*Aim*: Each record needs to be echoed exactly; can you do that?

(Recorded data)
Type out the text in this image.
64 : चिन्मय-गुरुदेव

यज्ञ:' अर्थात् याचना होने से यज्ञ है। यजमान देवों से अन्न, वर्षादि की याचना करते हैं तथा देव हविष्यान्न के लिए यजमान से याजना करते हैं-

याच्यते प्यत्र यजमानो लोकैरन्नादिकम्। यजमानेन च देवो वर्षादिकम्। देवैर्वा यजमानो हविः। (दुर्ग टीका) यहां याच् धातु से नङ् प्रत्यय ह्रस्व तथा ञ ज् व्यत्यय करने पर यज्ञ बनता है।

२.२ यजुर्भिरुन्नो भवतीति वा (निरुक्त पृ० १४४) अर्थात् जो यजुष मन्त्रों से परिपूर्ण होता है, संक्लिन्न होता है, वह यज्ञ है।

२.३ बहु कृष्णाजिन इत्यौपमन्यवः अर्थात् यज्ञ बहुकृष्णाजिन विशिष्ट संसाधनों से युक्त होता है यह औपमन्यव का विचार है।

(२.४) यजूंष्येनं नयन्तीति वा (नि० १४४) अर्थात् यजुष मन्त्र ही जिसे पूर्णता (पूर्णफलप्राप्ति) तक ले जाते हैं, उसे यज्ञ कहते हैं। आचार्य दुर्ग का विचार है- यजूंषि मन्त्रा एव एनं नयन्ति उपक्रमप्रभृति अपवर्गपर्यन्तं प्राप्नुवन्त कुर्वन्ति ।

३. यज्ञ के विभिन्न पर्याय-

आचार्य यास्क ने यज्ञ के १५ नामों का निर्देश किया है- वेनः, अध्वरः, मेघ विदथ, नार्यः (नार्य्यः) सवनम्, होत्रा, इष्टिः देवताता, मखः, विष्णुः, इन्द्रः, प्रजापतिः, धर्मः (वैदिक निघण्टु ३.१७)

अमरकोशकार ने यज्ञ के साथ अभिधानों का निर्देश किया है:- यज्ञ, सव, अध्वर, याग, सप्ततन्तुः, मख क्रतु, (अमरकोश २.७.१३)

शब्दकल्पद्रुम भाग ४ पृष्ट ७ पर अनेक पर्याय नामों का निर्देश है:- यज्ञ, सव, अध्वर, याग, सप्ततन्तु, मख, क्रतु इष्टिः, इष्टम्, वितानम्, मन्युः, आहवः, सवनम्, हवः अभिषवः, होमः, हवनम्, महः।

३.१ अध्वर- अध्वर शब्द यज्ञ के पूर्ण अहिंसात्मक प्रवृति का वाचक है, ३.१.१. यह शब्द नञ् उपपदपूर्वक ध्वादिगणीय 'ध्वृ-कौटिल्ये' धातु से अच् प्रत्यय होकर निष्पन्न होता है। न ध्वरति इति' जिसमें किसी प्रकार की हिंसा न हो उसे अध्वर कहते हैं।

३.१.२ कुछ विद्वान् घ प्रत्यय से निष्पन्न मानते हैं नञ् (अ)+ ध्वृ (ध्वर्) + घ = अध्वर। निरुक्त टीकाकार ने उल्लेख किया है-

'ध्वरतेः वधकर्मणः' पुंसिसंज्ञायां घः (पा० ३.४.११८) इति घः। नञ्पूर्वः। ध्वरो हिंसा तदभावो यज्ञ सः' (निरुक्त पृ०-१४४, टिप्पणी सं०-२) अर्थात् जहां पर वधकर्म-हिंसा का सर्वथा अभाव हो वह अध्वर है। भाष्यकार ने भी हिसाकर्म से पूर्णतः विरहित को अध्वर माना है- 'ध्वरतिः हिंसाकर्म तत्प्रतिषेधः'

*Answer to this exercise*:
Type out the text in this image.
64 : चिन्मय-गुरुदेव

यज्ञ:' अर्थात् याचना होने से यज्ञ है। यजमान देवों से अन्न, वर्षादि की याचना करते हैं तथा देव हविष्यान्न के लिए यजमान से याजना करते हैं-

याच्यते प्यत्र यजमानो लोकैरन्नादिकम्। यजमानेन च देवो वर्षादिकम्। देवैर्वा यजमानो हविः। (दुर्ग टीका) यहां याच् धातु से नङ् प्रत्यय ह्रस्व तथा ञ ज् व्यत्यय करने पर यज्ञ बनता है।

२.२ यजुर्भिरुन्नो भवतीति वा (निरुक्त पृ० १४४) अर्थात् जो यजुष मन्त्रों से परिपूर्ण होता है, संक्लिन्न होता है, वह यज्ञ है।

२.३ बहु कृष्णाजिन इत्यौपमन्यवः अर्थात् यज्ञ बहुकृष्णाजिन विशिष्ट संसाधनों से युक्त होता है यह औपमन्यव का विचार है।

(२.४) यजूंष्येनं नयन्तीति वा (नि० १४४) अर्थात् यजुष मन्त्र ही जिसे पूर्णता (पूर्णफलप्राप्ति) तक ले जाते हैं, उसे यज्ञ कहते हैं। आचार्य दुर्ग का विचार है- यजूंषि मन्त्रा एव एनं नयन्ति उपक्रमप्रभृति अपवर्गपर्यन्तं प्राप्नुवन्त कुर्वन्ति ।

३. यज्ञ के विभिन्न पर्याय-

आचार्य यास्क ने यज्ञ के १५ नामों का निर्देश किया है- वेनः, अध्वरः, मेघ विदथ, नार्यः (नार्य्यः) सवनम्, होत्रा, इष्टिः देवताता, मखः, विष्णुः, इन्द्रः, प्रजापतिः, धर्मः (वैदिक निघण्टु ३.१७)

अमरकोशकार ने यज्ञ के साथ अभिधानों का निर्देश किया है:- यज्ञ, सव, अध्वर, याग, सप्ततन्तुः, मख क्रतु, (अमरकोश २.७.१३)

शब्दकल्पद्रुम भाग ४ पृष्ट ७ पर अनेक पर्याय नामों का निर्देश है:- यज्ञ, सव, अध्वर, याग, सप्ततन्तु, मख, क्रतु इष्टिः, इष्टम्, वितानम्, मन्युः, आहवः, सवनम्, हवः अभिषवः, होमः, हवनम्, महः।

३.१ अध्वर- अध्वर शब्द यज्ञ के पूर्ण अहिंसात्मक प्रवृति का वाचक है, ३.१.१. यह शब्द नञ् उपपदपूर्वक ध्वादिगणीय 'ध्वृ-कौटिल्ये' धातु से अच् प्रत्यय होकर निष्पन्न होता है। न ध्वरति इति' जिसमें किसी प्रकार की हिंसा न हो उसे अध्वर कहते हैं।

३.१.२ कुछ विद्वान् घ प्रत्यय से निष्पन्न मानते हैं नञ् (अ)+ ध्वृ (ध्वर्) + घ = अध्वर। निरुक्त टीकाकार ने उल्लेख किया है-

'ध्वरतेः वधकर्मणः' पुंसिसंज्ञायां घः (पा० ३.४.११८) इति घः। नञ्पूर्वः। ध्वरो हिंसा तदभावो यज्ञ सः' (निरुक्त पृ०-१४४, टिप्पणी सं०-२) अर्थात् जहां पर वधकर्म-हिंसा का सर्वथा अभाव हो वह अध्वर है। भाष्यकार ने भी हिसाकर्म से पूर्णतः विरहित को अध्वर माना है- 'ध्वरतिः हिंसाकर्म तत्प्रतिषेधः'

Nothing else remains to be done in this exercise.